__Task requirements__
Output each entry below as it stands, leaving out every picture.
——
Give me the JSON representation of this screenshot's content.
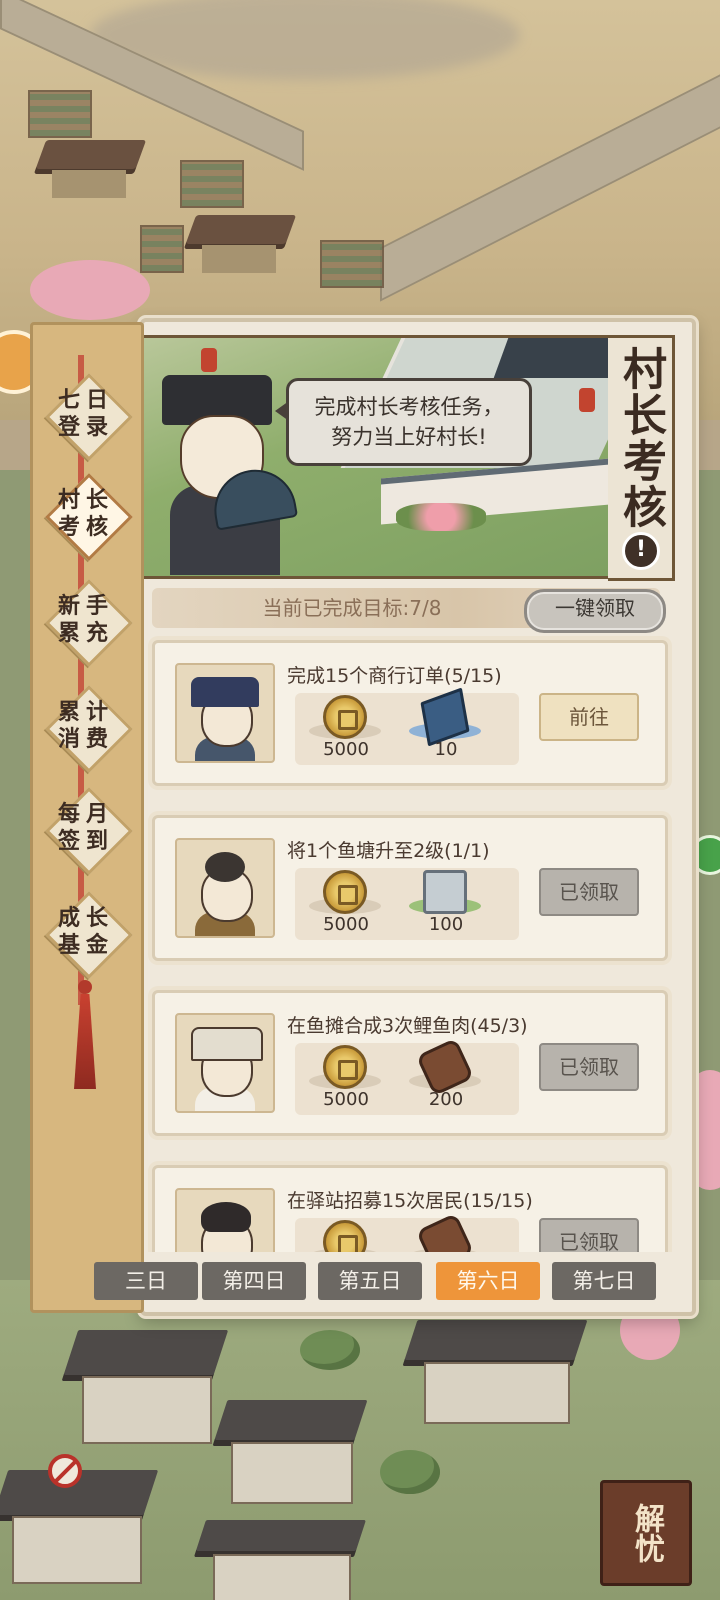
{
  "panel": {
    "title": "村长考核",
    "speech_line1": "完成村长考核任务，",
    "speech_line2": "努力当上好村长!",
    "progress_text": "当前已完成目标:7/8",
    "claim_all_label": "一键领取"
  },
  "sidebar": {
    "tabs": [
      {
        "label": "七日登录",
        "active": false
      },
      {
        "label": "村长考核",
        "active": true
      },
      {
        "label": "新手累充",
        "active": false
      },
      {
        "label": "累计消费",
        "active": false
      },
      {
        "label": "每月签到",
        "active": false
      },
      {
        "label": "成长基金",
        "active": false
      }
    ]
  },
  "tasks": [
    {
      "title": "完成15个商行订单(5/15)",
      "rewards": [
        {
          "icon": "copper-coin-icon",
          "amount": "5000"
        },
        {
          "icon": "book-icon",
          "amount": "10"
        }
      ],
      "button": "前往",
      "state": "go"
    },
    {
      "title": "将1个鱼塘升至2级(1/1)",
      "rewards": [
        {
          "icon": "copper-coin-icon",
          "amount": "5000"
        },
        {
          "icon": "stone-block-icon",
          "amount": "100"
        }
      ],
      "button": "已领取",
      "state": "done"
    },
    {
      "title": "在鱼摊合成3次鲤鱼肉(45/3)",
      "rewards": [
        {
          "icon": "copper-coin-icon",
          "amount": "5000"
        },
        {
          "icon": "wood-log-icon",
          "amount": "200"
        }
      ],
      "button": "已领取",
      "state": "done"
    },
    {
      "title": "在驿站招募15次居民(15/15)",
      "rewards": [
        {
          "icon": "copper-coin-icon",
          "amount": ""
        },
        {
          "icon": "wood-log-icon",
          "amount": ""
        }
      ],
      "button": "已领取",
      "state": "done"
    }
  ],
  "day_tabs": [
    {
      "label": "三日",
      "active": false
    },
    {
      "label": "第四日",
      "active": false
    },
    {
      "label": "第五日",
      "active": false
    },
    {
      "label": "第六日",
      "active": true
    },
    {
      "label": "第七日",
      "active": false
    }
  ],
  "corner_button": "解忧",
  "colors": {
    "active_day_tab": "#ee953a",
    "inactive_day_tab": "#6c6863",
    "panel_bg": "#efe8db"
  }
}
——
__Response__
Give me the JSON representation of this screenshot's content.
{
  "panel": {
    "title": "村长考核",
    "speech_line1": "完成村长考核任务，",
    "speech_line2": "努力当上好村长!",
    "progress_text": "当前已完成目标:7/8",
    "claim_all_label": "一键领取"
  },
  "sidebar": {
    "tabs": [
      {
        "label": "七日登录",
        "active": false
      },
      {
        "label": "村长考核",
        "active": true
      },
      {
        "label": "新手累充",
        "active": false
      },
      {
        "label": "累计消费",
        "active": false
      },
      {
        "label": "每月签到",
        "active": false
      },
      {
        "label": "成长基金",
        "active": false
      }
    ]
  },
  "tasks": [
    {
      "title": "完成15个商行订单(5/15)",
      "rewards": [
        {
          "icon": "copper-coin-icon",
          "amount": "5000"
        },
        {
          "icon": "book-icon",
          "amount": "10"
        }
      ],
      "button": "前往",
      "state": "go"
    },
    {
      "title": "将1个鱼塘升至2级(1/1)",
      "rewards": [
        {
          "icon": "copper-coin-icon",
          "amount": "5000"
        },
        {
          "icon": "stone-block-icon",
          "amount": "100"
        }
      ],
      "button": "已领取",
      "state": "done"
    },
    {
      "title": "在鱼摊合成3次鲤鱼肉(45/3)",
      "rewards": [
        {
          "icon": "copper-coin-icon",
          "amount": "5000"
        },
        {
          "icon": "wood-log-icon",
          "amount": "200"
        }
      ],
      "button": "已领取",
      "state": "done"
    },
    {
      "title": "在驿站招募15次居民(15/15)",
      "rewards": [
        {
          "icon": "copper-coin-icon",
          "amount": ""
        },
        {
          "icon": "wood-log-icon",
          "amount": ""
        }
      ],
      "button": "已领取",
      "state": "done"
    }
  ],
  "day_tabs": [
    {
      "label": "三日",
      "active": false
    },
    {
      "label": "第四日",
      "active": false
    },
    {
      "label": "第五日",
      "active": false
    },
    {
      "label": "第六日",
      "active": true
    },
    {
      "label": "第七日",
      "active": false
    }
  ],
  "corner_button": "解忧",
  "colors": {
    "active_day_tab": "#ee953a",
    "inactive_day_tab": "#6c6863",
    "panel_bg": "#efe8db"
  }
}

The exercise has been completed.